Saved data entries:
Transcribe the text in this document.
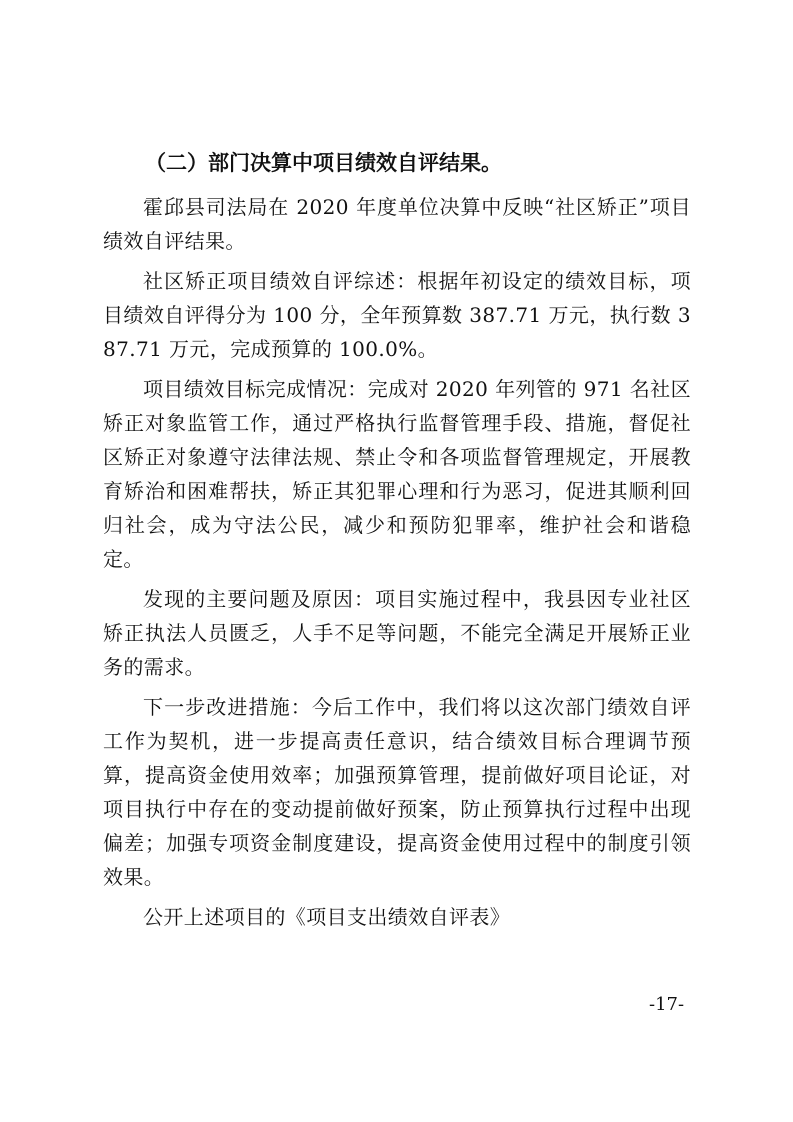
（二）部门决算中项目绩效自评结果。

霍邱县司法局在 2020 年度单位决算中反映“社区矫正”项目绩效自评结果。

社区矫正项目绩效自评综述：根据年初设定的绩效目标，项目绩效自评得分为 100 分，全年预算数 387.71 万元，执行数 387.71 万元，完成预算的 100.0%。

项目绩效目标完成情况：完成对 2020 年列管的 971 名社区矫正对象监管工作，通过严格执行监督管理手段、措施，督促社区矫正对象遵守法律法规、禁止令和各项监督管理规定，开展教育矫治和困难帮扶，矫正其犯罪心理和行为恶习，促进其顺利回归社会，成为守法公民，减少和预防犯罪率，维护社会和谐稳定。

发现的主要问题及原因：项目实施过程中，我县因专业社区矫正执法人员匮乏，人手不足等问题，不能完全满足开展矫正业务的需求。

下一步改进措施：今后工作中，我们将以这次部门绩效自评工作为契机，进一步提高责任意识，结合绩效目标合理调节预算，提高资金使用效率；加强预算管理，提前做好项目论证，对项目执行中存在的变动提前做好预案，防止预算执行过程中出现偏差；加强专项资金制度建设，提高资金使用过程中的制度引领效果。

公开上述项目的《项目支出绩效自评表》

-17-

DIRECTIONS FOR THIS TASK: Print the records word for word and exclude any picture they hold.

IN RESPONSE:
Transcribe the text in this document.
（二）部门决算中项目绩效自评结果。

霍邱县司法局在 2020 年度单位决算中反映“社区矫正”项目绩效自评结果。

社区矫正项目绩效自评综述：根据年初设定的绩效目标，项目绩效自评得分为 100 分，全年预算数 387.71 万元，执行数 387.71 万元，完成预算的 100.0%。

项目绩效目标完成情况：完成对 2020 年列管的 971 名社区矫正对象监管工作，通过严格执行监督管理手段、措施，督促社区矫正对象遵守法律法规、禁止令和各项监督管理规定，开展教育矫治和困难帮扶，矫正其犯罪心理和行为恶习，促进其顺利回归社会，成为守法公民，减少和预防犯罪率，维护社会和谐稳定。

发现的主要问题及原因：项目实施过程中，我县因专业社区矫正执法人员匮乏，人手不足等问题，不能完全满足开展矫正业务的需求。

下一步改进措施：今后工作中，我们将以这次部门绩效自评工作为契机，进一步提高责任意识，结合绩效目标合理调节预算，提高资金使用效率；加强预算管理，提前做好项目论证，对项目执行中存在的变动提前做好预案，防止预算执行过程中出现偏差；加强专项资金制度建设，提高资金使用过程中的制度引领效果。

公开上述项目的《项目支出绩效自评表》

-17-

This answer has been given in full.